Data to use =
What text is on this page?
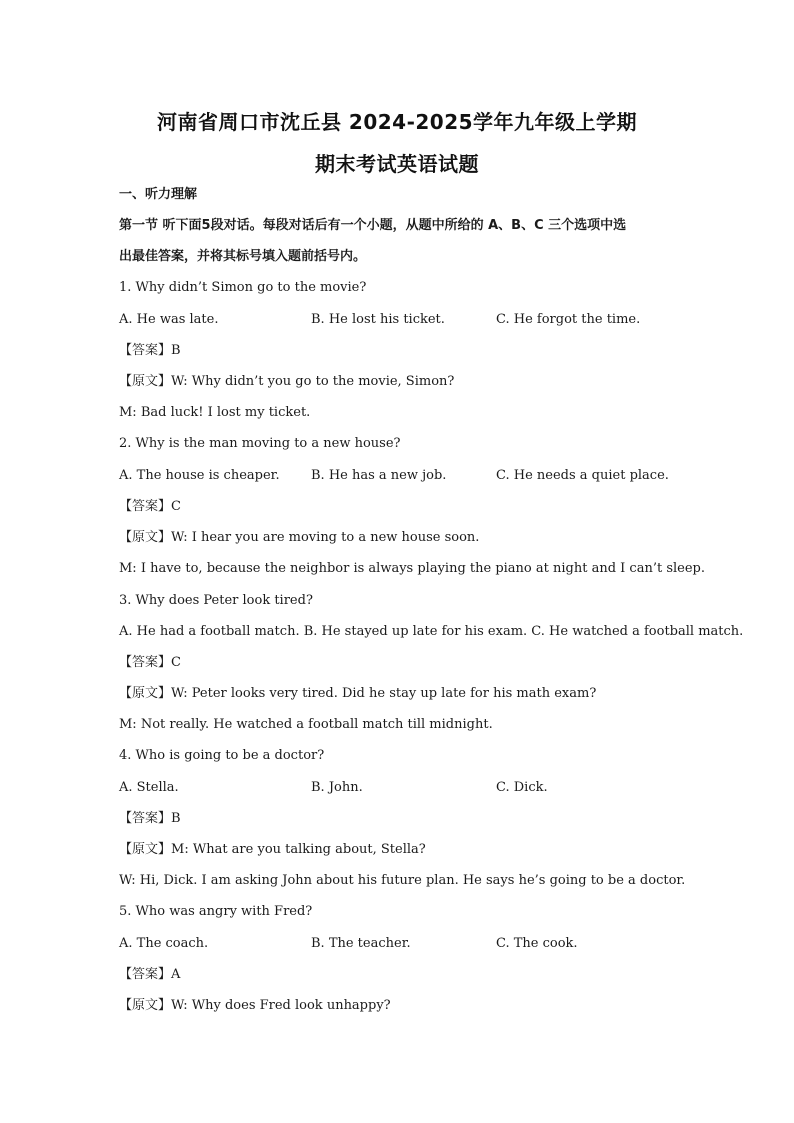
河南省周口市沈丘县 2024-2025学年九年级上学期
期末考试英语试题
一、听力理解
第一节 听下面5段对话。每段对话后有一个小题，从题中所给的 A、B、C 三个选项中选
出最佳答案，并将其标号填入题前括号内。
1. Why didn’t Simon go to the movie?
A. He was late.	B. He lost his ticket.	C. He forgot the time.
【答案】B
【原文】W: Why didn’t you go to the movie, Simon?
M: Bad luck! I lost my ticket.
2. Why is the man moving to a new house?
A. The house is cheaper. B. He has a new job.	C. He needs a quiet place.
【答案】C
【原文】W: I hear you are moving to a new house soon.
M: I have to, because the neighbor is always playing the piano at night and I can’t sleep.
3. Why does Peter look tired?
A. He had a football match. B. He stayed up late for his exam. C. He watched a football match.
【答案】C
【原文】W: Peter looks very tired. Did he stay up late for his math exam?
M: Not really. He watched a football match till midnight.
4. Who is going to be a doctor?
A. Stella.	B. John.	C. Dick.
【答案】B
【原文】M: What are you talking about, Stella?
W: Hi, Dick. I am asking John about his future plan. He says he’s going to be a doctor.
5. Who was angry with Fred?
A. The coach.	B. The teacher.	C. The cook.
【答案】A
【原文】W: Why does Fred look unhappy?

Do this =
From the listing above, return each line with the word "Fred".

The reply =
5. Who was angry with Fred?
【原文】W: Why does Fred look unhappy?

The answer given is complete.